(Data records)

***

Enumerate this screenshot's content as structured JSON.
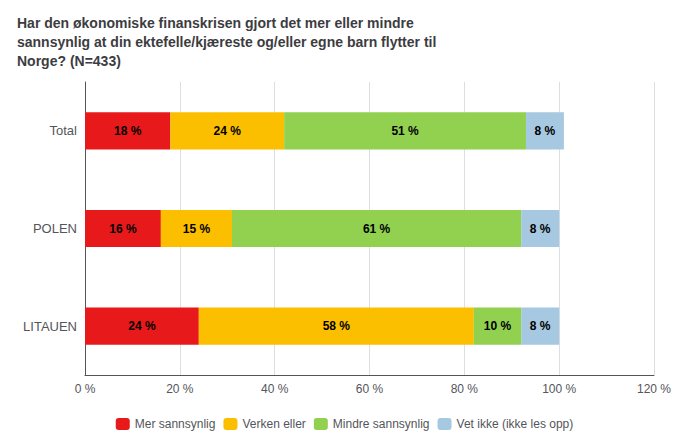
{
  "chart_data": {
    "type": "bar",
    "orientation": "horizontal",
    "stacked": true,
    "title": "Har den økonomiske finanskrisen gjort det mer eller mindre\nsannsynlig at din ektefelle/kjæreste og/eller egne barn flytter til\nNorge? (N=433)",
    "categories": [
      "Total",
      "POLEN",
      "LITAUEN"
    ],
    "series": [
      {
        "name": "Mer sannsynlig",
        "color": "#e8191a",
        "values": [
          18,
          16,
          24
        ],
        "value_labels": [
          "18 %",
          "16 %",
          "24 %"
        ]
      },
      {
        "name": "Verken eller",
        "color": "#fbbf00",
        "values": [
          24,
          15,
          58
        ],
        "value_labels": [
          "24 %",
          "15 %",
          "58 %"
        ]
      },
      {
        "name": "Mindre sannsynlig",
        "color": "#92d050",
        "values": [
          51,
          61,
          10
        ],
        "value_labels": [
          "51 %",
          "61 %",
          "10 %"
        ]
      },
      {
        "name": "Vet ikke (ikke les opp)",
        "color": "#a6c8e0",
        "values": [
          8,
          8,
          8
        ],
        "value_labels": [
          "8 %",
          "8 %",
          "8 %"
        ]
      }
    ],
    "xlim": [
      0,
      120
    ],
    "xticks": [
      {
        "value": 0,
        "label": "0 %"
      },
      {
        "value": 20,
        "label": "20 %"
      },
      {
        "value": 40,
        "label": "40 %"
      },
      {
        "value": 60,
        "label": "60 %"
      },
      {
        "value": 80,
        "label": "80 %"
      },
      {
        "value": 100,
        "label": "100 %"
      },
      {
        "value": 120,
        "label": "120 %"
      }
    ],
    "grid": true,
    "legend": "bottom",
    "data_labels": true
  }
}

***

• **What you need to do**:
From start to finish, output the listing exactly, but omit its pictures.

• **Reply to the exercise**:
Enumerate this screenshot's content as structured JSON.
{
  "chart_data": {
    "type": "bar",
    "orientation": "horizontal",
    "stacked": true,
    "title": "Har den økonomiske finanskrisen gjort det mer eller mindre\nsannsynlig at din ektefelle/kjæreste og/eller egne barn flytter til\nNorge? (N=433)",
    "categories": [
      "Total",
      "POLEN",
      "LITAUEN"
    ],
    "series": [
      {
        "name": "Mer sannsynlig",
        "color": "#e8191a",
        "values": [
          18,
          16,
          24
        ],
        "value_labels": [
          "18 %",
          "16 %",
          "24 %"
        ]
      },
      {
        "name": "Verken eller",
        "color": "#fbbf00",
        "values": [
          24,
          15,
          58
        ],
        "value_labels": [
          "24 %",
          "15 %",
          "58 %"
        ]
      },
      {
        "name": "Mindre sannsynlig",
        "color": "#92d050",
        "values": [
          51,
          61,
          10
        ],
        "value_labels": [
          "51 %",
          "61 %",
          "10 %"
        ]
      },
      {
        "name": "Vet ikke (ikke les opp)",
        "color": "#a6c8e0",
        "values": [
          8,
          8,
          8
        ],
        "value_labels": [
          "8 %",
          "8 %",
          "8 %"
        ]
      }
    ],
    "xlim": [
      0,
      120
    ],
    "xticks": [
      {
        "value": 0,
        "label": "0 %"
      },
      {
        "value": 20,
        "label": "20 %"
      },
      {
        "value": 40,
        "label": "40 %"
      },
      {
        "value": 60,
        "label": "60 %"
      },
      {
        "value": 80,
        "label": "80 %"
      },
      {
        "value": 100,
        "label": "100 %"
      },
      {
        "value": 120,
        "label": "120 %"
      }
    ],
    "grid": true,
    "legend": "bottom",
    "data_labels": true
  }
}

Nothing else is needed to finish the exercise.